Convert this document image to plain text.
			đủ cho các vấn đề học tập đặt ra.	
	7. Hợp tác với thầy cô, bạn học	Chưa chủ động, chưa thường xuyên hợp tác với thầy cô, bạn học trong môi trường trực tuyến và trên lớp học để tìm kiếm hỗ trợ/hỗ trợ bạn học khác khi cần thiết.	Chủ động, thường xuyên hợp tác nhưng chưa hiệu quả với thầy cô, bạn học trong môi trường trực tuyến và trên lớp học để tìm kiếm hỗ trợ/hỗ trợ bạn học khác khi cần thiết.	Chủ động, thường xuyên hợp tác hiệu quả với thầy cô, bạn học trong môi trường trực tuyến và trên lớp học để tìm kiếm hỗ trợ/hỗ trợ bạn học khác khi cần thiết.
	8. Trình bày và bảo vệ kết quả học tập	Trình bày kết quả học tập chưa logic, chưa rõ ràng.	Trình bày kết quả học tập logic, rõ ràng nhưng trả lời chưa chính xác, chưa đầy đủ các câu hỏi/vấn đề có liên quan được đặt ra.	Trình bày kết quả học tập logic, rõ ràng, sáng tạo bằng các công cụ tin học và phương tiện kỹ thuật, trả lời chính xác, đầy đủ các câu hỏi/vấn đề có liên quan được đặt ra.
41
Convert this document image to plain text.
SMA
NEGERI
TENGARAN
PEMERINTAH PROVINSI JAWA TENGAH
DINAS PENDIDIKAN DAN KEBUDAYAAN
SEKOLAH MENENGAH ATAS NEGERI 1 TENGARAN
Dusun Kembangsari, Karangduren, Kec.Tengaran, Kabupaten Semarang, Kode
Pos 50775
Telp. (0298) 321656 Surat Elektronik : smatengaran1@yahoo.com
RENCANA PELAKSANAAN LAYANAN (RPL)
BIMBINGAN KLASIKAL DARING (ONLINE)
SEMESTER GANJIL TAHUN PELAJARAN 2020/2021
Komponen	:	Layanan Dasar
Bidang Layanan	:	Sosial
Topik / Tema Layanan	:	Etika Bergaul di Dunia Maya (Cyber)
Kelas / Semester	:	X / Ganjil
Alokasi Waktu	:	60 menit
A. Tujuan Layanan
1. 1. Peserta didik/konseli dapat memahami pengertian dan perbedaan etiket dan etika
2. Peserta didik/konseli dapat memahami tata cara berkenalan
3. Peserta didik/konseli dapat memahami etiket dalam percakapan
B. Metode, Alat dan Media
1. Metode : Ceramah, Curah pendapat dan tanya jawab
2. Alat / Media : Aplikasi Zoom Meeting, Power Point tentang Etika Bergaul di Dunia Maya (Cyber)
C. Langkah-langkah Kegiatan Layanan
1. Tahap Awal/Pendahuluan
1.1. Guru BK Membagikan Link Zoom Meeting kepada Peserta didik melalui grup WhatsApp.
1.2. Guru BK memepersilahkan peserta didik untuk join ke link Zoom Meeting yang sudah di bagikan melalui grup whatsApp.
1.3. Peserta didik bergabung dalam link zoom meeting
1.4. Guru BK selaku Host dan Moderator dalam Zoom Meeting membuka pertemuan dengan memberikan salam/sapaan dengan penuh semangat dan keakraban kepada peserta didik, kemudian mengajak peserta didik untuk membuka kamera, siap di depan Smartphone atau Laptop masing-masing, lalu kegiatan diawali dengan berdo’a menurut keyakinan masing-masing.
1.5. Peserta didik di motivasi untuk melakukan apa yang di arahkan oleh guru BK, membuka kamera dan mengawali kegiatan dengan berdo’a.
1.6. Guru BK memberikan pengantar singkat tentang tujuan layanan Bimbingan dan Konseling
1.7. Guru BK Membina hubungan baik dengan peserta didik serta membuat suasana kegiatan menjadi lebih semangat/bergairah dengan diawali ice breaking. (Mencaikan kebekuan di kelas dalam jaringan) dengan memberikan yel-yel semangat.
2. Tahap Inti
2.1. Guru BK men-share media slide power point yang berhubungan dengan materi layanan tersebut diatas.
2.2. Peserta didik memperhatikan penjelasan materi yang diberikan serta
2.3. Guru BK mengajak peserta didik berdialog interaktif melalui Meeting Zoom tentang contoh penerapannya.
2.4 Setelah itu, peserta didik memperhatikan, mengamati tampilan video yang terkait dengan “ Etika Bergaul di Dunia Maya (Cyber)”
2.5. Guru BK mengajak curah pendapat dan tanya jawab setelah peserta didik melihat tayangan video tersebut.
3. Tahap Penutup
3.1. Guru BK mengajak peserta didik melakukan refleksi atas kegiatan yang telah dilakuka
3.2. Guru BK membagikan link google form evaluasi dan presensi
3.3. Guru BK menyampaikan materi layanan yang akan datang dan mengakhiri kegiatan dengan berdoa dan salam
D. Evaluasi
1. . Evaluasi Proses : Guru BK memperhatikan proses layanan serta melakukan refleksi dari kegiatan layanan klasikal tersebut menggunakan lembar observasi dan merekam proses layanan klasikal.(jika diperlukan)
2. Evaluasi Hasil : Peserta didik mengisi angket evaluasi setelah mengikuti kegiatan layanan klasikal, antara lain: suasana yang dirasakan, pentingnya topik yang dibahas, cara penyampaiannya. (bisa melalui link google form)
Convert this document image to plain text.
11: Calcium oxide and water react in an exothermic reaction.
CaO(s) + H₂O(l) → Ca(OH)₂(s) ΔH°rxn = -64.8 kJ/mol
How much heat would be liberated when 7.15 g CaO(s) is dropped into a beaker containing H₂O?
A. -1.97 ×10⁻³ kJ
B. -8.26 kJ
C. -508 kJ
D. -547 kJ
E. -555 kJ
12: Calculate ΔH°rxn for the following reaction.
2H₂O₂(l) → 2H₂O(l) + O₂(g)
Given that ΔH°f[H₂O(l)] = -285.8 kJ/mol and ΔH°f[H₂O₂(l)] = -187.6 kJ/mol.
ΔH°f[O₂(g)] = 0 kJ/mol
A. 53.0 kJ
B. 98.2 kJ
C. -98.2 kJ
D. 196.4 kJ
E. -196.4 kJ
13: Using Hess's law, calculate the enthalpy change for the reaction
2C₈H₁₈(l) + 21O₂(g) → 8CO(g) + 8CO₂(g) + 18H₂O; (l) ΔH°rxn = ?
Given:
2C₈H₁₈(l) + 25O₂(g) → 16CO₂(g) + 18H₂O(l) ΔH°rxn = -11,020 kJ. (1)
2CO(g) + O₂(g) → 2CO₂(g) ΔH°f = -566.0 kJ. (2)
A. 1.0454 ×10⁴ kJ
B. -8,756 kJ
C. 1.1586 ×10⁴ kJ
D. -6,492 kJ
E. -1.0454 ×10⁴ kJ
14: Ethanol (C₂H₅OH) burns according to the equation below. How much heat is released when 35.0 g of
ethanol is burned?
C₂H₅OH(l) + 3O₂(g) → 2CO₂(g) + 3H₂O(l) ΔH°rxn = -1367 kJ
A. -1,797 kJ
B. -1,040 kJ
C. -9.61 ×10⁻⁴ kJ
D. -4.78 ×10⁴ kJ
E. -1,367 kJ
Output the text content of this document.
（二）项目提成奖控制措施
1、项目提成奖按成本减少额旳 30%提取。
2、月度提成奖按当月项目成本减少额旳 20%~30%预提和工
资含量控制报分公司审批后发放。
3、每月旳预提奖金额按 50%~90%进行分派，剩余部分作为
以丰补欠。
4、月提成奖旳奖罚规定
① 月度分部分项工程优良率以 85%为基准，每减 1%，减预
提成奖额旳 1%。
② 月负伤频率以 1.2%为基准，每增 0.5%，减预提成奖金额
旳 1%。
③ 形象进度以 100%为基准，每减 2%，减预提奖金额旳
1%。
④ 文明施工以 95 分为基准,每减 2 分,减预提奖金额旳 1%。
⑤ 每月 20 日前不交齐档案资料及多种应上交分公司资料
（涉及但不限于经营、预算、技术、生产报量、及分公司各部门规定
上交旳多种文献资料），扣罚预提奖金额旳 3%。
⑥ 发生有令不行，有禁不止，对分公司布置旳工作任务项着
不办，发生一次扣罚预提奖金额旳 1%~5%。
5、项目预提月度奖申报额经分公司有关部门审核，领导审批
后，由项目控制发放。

-*-

§ **WORK REQUIRED**: In the records, locate each line holding the string "Alat" and copy it.

§ **TASK OUTPUT**:
B. Metode, Alat dan Media
2. Alat / Media : Aplikasi Zoom Meeting, Power Point tentang Etika Bergaul di Dunia Maya (Cyber)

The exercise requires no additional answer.